What is asked –
Output every record below exactly as it appears.

Records from a collection

■ ■ ■ ■ ■

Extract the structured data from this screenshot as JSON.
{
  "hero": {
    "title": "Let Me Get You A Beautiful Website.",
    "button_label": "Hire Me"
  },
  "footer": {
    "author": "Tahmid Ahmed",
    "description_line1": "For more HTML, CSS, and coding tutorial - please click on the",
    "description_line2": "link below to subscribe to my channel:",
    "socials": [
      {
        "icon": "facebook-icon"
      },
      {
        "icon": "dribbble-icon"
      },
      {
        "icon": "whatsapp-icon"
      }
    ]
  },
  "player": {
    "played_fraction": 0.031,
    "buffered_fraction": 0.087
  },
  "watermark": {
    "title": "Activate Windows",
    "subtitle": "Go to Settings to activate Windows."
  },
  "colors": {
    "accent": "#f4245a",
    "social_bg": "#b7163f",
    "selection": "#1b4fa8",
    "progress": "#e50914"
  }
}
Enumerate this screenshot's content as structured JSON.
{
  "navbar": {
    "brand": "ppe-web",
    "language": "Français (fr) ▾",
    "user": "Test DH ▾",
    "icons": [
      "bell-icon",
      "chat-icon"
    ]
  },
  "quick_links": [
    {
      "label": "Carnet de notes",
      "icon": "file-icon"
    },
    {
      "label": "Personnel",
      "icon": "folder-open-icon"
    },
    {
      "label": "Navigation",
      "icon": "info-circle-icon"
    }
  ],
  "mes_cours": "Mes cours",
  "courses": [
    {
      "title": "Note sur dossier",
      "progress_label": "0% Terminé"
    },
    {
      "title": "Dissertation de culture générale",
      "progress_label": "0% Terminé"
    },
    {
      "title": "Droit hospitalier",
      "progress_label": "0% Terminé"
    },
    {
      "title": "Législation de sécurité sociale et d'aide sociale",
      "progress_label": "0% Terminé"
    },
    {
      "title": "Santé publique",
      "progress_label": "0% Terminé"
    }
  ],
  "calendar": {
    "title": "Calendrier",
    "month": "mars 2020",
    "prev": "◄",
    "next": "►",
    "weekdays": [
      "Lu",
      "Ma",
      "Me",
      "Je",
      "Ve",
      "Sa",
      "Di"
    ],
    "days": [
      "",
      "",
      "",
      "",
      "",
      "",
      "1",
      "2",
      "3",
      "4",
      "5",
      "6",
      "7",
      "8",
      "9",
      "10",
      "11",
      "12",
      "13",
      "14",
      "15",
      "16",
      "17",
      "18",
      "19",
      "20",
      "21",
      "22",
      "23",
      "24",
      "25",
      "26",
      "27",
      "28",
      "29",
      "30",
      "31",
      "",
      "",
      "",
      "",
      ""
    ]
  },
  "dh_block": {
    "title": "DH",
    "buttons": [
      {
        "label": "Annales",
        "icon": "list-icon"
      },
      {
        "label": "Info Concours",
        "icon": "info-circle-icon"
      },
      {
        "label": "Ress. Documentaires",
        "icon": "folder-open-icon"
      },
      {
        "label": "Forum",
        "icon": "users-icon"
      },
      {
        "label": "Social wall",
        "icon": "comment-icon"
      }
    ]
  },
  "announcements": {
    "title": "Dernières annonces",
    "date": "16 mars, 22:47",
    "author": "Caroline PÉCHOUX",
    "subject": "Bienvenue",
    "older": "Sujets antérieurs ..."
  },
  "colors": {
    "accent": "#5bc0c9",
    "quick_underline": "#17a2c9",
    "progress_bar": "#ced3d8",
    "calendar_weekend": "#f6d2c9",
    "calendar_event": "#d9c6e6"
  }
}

■ ■ ■ ■ ■

Result for this task –
Extract the structured data from this screenshot as JSON.
{
  "hero": {
    "title": "Let Me Get You A Beautiful Website.",
    "button_label": "Hire Me"
  },
  "footer": {
    "author": "Tahmid Ahmed",
    "description_line1": "For more HTML, CSS, and coding tutorial - please click on the",
    "description_line2": "link below to subscribe to my channel:",
    "socials": [
      {
        "icon": "facebook-icon"
      },
      {
        "icon": "dribbble-icon"
      },
      {
        "icon": "whatsapp-icon"
      }
    ]
  },
  "player": {
    "played_fraction": 0.031,
    "buffered_fraction": 0.087
  },
  "watermark": {
    "title": "Activate Windows",
    "subtitle": "Go to Settings to activate Windows."
  },
  "colors": {
    "accent": "#f4245a",
    "social_bg": "#b7163f",
    "selection": "#1b4fa8",
    "progress": "#e50914"
  }
}
Enumerate this screenshot's content as structured JSON.
{
  "navbar": {
    "brand": "ppe-web",
    "language": "Français (fr) ▾",
    "user": "Test DH ▾",
    "icons": [
      "bell-icon",
      "chat-icon"
    ]
  },
  "quick_links": [
    {
      "label": "Carnet de notes",
      "icon": "file-icon"
    },
    {
      "label": "Personnel",
      "icon": "folder-open-icon"
    },
    {
      "label": "Navigation",
      "icon": "info-circle-icon"
    }
  ],
  "mes_cours": "Mes cours",
  "courses": [
    {
      "title": "Note sur dossier",
      "progress_label": "0% Terminé"
    },
    {
      "title": "Dissertation de culture générale",
      "progress_label": "0% Terminé"
    },
    {
      "title": "Droit hospitalier",
      "progress_label": "0% Terminé"
    },
    {
      "title": "Législation de sécurité sociale et d'aide sociale",
      "progress_label": "0% Terminé"
    },
    {
      "title": "Santé publique",
      "progress_label": "0% Terminé"
    }
  ],
  "calendar": {
    "title": "Calendrier",
    "month": "mars 2020",
    "prev": "◄",
    "next": "►",
    "weekdays": [
      "Lu",
      "Ma",
      "Me",
      "Je",
      "Ve",
      "Sa",
      "Di"
    ],
    "days": [
      "",
      "",
      "",
      "",
      "",
      "",
      "1",
      "2",
      "3",
      "4",
      "5",
      "6",
      "7",
      "8",
      "9",
      "10",
      "11",
      "12",
      "13",
      "14",
      "15",
      "16",
      "17",
      "18",
      "19",
      "20",
      "21",
      "22",
      "23",
      "24",
      "25",
      "26",
      "27",
      "28",
      "29",
      "30",
      "31",
      "",
      "",
      "",
      "",
      ""
    ]
  },
  "dh_block": {
    "title": "DH",
    "buttons": [
      {
        "label": "Annales",
        "icon": "list-icon"
      },
      {
        "label": "Info Concours",
        "icon": "info-circle-icon"
      },
      {
        "label": "Ress. Documentaires",
        "icon": "folder-open-icon"
      },
      {
        "label": "Forum",
        "icon": "users-icon"
      },
      {
        "label": "Social wall",
        "icon": "comment-icon"
      }
    ]
  },
  "announcements": {
    "title": "Dernières annonces",
    "date": "16 mars, 22:47",
    "author": "Caroline PÉCHOUX",
    "subject": "Bienvenue",
    "older": "Sujets antérieurs ..."
  },
  "colors": {
    "accent": "#5bc0c9",
    "quick_underline": "#17a2c9",
    "progress_bar": "#ced3d8",
    "calendar_weekend": "#f6d2c9",
    "calendar_event": "#d9c6e6"
  }
}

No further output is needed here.